#### WHAT IS NEEDED
Copy each line that contains the word "this".
--- BEGIN PROVIDED RECORDS ---
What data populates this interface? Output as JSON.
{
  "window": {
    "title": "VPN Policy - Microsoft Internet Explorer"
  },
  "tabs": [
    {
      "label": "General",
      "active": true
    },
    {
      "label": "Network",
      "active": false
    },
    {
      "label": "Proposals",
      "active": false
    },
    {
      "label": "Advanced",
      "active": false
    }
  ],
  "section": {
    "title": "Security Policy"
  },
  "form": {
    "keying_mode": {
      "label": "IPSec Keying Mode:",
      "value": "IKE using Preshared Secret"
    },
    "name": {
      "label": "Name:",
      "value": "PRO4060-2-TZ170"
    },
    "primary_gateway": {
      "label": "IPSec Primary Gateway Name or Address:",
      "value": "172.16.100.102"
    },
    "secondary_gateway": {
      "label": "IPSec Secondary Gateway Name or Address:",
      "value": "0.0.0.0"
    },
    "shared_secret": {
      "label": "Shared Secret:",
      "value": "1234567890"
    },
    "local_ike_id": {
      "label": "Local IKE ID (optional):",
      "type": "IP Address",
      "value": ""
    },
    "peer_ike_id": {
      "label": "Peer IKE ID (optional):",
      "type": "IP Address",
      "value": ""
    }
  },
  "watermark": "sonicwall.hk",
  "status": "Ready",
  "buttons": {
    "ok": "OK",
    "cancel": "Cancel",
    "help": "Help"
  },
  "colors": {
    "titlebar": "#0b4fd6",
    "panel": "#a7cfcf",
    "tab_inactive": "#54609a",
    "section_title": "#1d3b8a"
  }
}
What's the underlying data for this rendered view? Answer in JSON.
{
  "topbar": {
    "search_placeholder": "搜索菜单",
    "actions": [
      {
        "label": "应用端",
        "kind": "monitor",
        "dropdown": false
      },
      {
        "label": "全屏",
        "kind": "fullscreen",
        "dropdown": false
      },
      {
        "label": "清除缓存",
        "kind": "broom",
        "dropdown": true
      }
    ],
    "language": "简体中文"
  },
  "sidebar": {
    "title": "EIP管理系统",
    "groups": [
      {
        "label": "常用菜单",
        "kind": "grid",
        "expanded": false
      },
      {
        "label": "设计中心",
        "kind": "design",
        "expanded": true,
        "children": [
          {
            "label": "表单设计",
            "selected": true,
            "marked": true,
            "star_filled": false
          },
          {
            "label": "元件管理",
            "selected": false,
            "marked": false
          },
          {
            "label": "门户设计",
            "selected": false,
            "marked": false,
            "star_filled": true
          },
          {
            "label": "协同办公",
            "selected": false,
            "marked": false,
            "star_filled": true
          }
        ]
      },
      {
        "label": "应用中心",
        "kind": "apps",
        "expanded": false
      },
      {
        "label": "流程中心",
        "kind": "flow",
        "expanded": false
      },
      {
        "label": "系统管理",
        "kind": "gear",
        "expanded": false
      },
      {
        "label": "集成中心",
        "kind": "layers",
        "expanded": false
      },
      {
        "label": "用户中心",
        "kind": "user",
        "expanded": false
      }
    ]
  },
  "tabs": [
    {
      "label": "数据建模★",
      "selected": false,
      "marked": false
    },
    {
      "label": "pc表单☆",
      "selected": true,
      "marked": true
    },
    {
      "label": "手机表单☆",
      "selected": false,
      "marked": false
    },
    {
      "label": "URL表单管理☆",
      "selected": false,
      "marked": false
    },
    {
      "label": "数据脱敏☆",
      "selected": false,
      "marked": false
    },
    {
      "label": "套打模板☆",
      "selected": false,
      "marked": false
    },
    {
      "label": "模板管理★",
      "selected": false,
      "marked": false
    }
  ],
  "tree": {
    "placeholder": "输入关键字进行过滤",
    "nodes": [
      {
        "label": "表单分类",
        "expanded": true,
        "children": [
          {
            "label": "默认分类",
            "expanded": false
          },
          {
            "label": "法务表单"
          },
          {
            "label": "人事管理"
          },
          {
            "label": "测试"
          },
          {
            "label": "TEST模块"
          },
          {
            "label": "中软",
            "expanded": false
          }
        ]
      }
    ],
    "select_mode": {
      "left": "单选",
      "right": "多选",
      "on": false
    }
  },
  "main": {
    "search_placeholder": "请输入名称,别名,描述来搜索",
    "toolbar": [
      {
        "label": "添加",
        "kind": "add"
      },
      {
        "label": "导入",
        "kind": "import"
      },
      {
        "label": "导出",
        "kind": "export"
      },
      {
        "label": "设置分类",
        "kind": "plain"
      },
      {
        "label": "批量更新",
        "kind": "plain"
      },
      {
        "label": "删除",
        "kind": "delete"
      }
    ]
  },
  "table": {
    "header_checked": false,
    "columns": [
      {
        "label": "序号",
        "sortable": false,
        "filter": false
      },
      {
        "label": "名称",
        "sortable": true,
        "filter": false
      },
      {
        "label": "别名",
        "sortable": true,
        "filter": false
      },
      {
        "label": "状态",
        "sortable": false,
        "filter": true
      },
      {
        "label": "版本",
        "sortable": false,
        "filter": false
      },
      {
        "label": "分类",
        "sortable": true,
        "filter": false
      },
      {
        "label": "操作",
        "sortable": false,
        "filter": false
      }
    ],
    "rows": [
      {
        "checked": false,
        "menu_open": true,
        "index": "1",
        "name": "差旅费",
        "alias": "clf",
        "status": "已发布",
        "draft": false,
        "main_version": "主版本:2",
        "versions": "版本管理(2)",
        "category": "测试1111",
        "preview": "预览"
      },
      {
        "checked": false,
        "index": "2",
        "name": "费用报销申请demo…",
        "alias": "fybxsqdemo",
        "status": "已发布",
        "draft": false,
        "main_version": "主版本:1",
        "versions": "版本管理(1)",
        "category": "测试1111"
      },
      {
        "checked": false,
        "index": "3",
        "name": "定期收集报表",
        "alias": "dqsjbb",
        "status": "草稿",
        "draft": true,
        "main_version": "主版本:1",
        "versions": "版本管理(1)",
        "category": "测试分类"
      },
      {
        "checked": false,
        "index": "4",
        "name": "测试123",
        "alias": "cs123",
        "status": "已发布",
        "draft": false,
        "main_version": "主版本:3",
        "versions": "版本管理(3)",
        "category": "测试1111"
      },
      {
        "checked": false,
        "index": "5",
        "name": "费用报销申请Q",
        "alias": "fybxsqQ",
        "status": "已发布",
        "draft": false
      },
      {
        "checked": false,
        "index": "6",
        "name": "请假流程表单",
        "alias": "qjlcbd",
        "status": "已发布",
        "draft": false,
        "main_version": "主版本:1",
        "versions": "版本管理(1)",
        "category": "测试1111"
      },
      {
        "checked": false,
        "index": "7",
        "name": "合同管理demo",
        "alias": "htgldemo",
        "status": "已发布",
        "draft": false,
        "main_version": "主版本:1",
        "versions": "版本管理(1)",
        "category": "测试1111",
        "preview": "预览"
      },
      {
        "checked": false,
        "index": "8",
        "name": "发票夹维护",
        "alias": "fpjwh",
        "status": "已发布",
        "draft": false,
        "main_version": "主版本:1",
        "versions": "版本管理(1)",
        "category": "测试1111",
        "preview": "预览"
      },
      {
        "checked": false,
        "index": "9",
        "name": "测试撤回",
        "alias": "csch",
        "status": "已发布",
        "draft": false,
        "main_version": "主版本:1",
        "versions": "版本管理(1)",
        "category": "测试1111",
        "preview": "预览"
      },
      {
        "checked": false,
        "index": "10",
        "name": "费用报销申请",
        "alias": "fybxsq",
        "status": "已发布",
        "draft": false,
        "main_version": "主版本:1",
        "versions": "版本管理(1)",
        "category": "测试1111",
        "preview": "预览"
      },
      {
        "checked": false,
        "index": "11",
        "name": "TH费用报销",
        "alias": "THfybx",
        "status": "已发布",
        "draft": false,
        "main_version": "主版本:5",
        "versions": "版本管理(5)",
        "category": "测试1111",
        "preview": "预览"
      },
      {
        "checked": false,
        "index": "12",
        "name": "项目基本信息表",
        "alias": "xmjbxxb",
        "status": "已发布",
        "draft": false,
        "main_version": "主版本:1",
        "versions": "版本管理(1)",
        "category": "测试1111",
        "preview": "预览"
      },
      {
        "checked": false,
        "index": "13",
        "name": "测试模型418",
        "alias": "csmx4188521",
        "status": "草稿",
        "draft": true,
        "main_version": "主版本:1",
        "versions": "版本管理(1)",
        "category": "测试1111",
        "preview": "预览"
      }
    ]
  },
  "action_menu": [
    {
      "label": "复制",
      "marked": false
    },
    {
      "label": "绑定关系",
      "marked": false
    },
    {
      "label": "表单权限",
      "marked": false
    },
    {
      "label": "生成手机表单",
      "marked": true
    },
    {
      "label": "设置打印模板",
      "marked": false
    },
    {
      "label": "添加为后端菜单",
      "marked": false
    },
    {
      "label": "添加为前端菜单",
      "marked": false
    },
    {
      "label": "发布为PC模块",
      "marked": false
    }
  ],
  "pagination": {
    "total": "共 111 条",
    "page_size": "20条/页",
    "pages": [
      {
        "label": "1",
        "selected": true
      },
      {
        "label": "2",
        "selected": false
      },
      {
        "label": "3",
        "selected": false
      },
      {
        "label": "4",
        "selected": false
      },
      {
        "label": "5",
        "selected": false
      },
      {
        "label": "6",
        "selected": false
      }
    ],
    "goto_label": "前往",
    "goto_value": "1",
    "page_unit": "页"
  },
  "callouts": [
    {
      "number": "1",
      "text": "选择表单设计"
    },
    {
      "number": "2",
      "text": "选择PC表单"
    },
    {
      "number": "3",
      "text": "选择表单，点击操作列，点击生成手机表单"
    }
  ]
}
--- END PROVIDED RECORDS ---
#### FINAL RESULT
What data populates this interface? Output as JSON.
What's the underlying data for this rendered view? Answer in JSON.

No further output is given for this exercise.